— START DATA TO PROCESS —
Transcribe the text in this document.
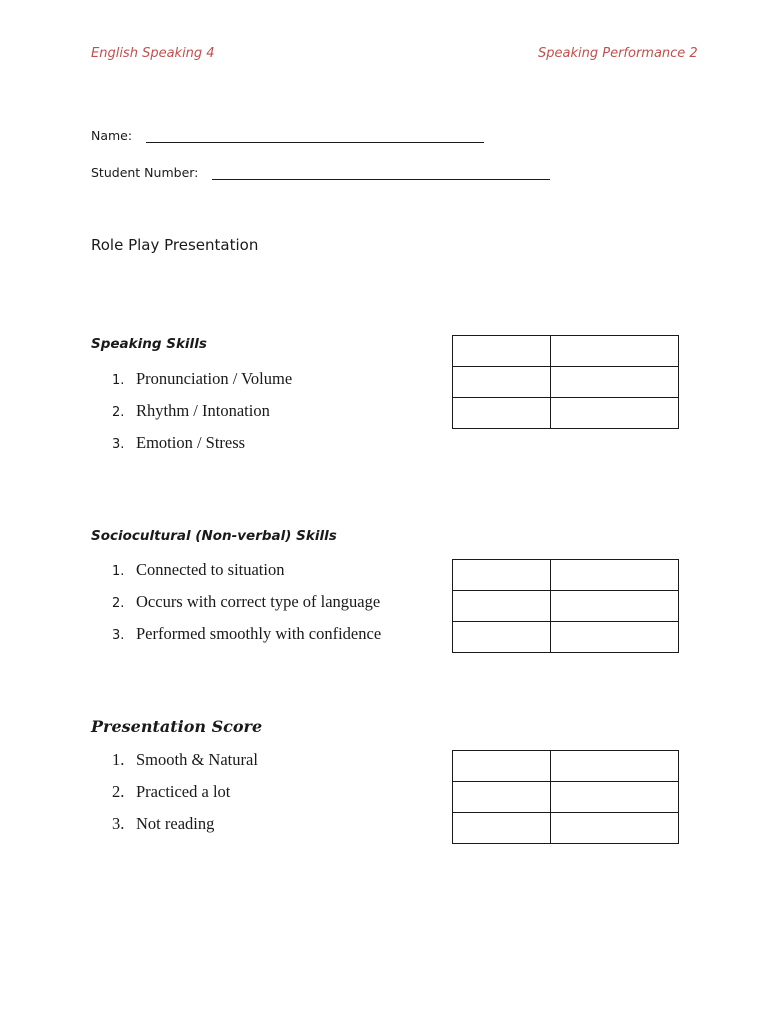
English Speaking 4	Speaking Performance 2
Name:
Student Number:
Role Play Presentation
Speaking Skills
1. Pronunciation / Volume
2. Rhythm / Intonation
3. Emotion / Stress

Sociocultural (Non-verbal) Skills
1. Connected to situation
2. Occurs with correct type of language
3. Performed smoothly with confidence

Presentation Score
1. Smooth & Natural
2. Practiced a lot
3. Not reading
— END DATA TO PROCESS —
WHAT IS ASKED
Pick out every line above that holds the word "Speaking" and copy it.

FINISHED TASK
English Speaking 4	Speaking Performance 2
Speaking Skills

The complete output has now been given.